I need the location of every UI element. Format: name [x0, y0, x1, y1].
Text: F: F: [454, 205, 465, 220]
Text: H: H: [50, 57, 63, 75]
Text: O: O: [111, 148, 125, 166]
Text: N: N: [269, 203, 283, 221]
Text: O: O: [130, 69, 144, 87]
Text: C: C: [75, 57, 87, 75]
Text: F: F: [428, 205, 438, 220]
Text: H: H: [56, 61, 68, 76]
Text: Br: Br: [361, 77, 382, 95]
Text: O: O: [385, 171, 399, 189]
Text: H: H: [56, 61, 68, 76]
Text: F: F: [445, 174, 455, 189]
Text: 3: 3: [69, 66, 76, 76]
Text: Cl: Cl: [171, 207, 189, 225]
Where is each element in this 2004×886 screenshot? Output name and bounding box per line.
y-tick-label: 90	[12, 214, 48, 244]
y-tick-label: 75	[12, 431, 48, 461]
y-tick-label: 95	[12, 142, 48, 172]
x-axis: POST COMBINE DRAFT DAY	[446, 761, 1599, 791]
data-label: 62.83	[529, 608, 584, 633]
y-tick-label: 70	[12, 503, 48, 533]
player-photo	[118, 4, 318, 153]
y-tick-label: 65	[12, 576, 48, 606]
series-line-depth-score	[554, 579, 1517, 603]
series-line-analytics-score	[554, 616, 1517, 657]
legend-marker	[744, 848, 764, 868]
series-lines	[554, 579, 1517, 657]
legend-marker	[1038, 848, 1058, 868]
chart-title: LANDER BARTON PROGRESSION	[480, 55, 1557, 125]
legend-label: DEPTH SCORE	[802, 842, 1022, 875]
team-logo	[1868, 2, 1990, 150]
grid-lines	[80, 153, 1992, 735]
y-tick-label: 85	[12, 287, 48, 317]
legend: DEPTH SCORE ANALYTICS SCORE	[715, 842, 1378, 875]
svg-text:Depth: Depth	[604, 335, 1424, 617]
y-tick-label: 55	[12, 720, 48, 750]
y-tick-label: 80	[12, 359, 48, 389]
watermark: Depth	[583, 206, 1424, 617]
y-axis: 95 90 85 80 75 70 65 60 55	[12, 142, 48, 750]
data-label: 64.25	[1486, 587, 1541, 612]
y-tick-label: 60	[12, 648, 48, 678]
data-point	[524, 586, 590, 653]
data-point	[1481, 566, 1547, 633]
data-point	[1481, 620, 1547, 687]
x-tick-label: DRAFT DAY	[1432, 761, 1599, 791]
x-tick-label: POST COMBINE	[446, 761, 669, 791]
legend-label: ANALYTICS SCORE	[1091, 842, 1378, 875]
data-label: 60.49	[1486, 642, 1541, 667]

* * *

(What is being asked):
Arrange the lines from the start of the rows up to and including the line containing "431, 48, 461]" as a Markdown table. Use the columns Number and Line, and leave out any blank lines.

(The completed task):
| Number | Line |
|---|---|
| 1 | I need the location of every UI element. Format: name [x0, y0, x1, y1]. |
| 2 | Text: F: F: [454, 205, 465, 220] |
| 3 | Text: H: H: [50, 57, 63, 75] |
| 4 | Text: O: O: [111, 148, 125, 166] |
| 5 | Text: N: N: [269, 203, 283, 221] |
| 6 | Text: O: O: [130, 69, 144, 87] |
| 7 | Text: C: C: [75, 57, 87, 75] |
| 8 | Text: F: F: [428, 205, 438, 220] |
| 9 | Text: H: H: [56, 61, 68, 76] |
| 10 | Text: Br: Br: [361, 77, 382, 95] |
| 11 | Text: O: O: [385, 171, 399, 189] |
| 12 | Text: H: H: [56, 61, 68, 76] |
| 13 | Text: F: F: [445, 174, 455, 189] |
| 14 | Text: 3: 3: [69, 66, 76, 76] |
| 15 | Text: Cl: Cl: [171, 207, 189, 225] |
| 16 | Where is each element in this 2004×886 screenshot? Output name and bounding box per line. |
| 17 | y-tick-label: 90	[12, 214, 48, 244] |
| 18 | y-tick-label: 75	[12, 431, 48, 461] |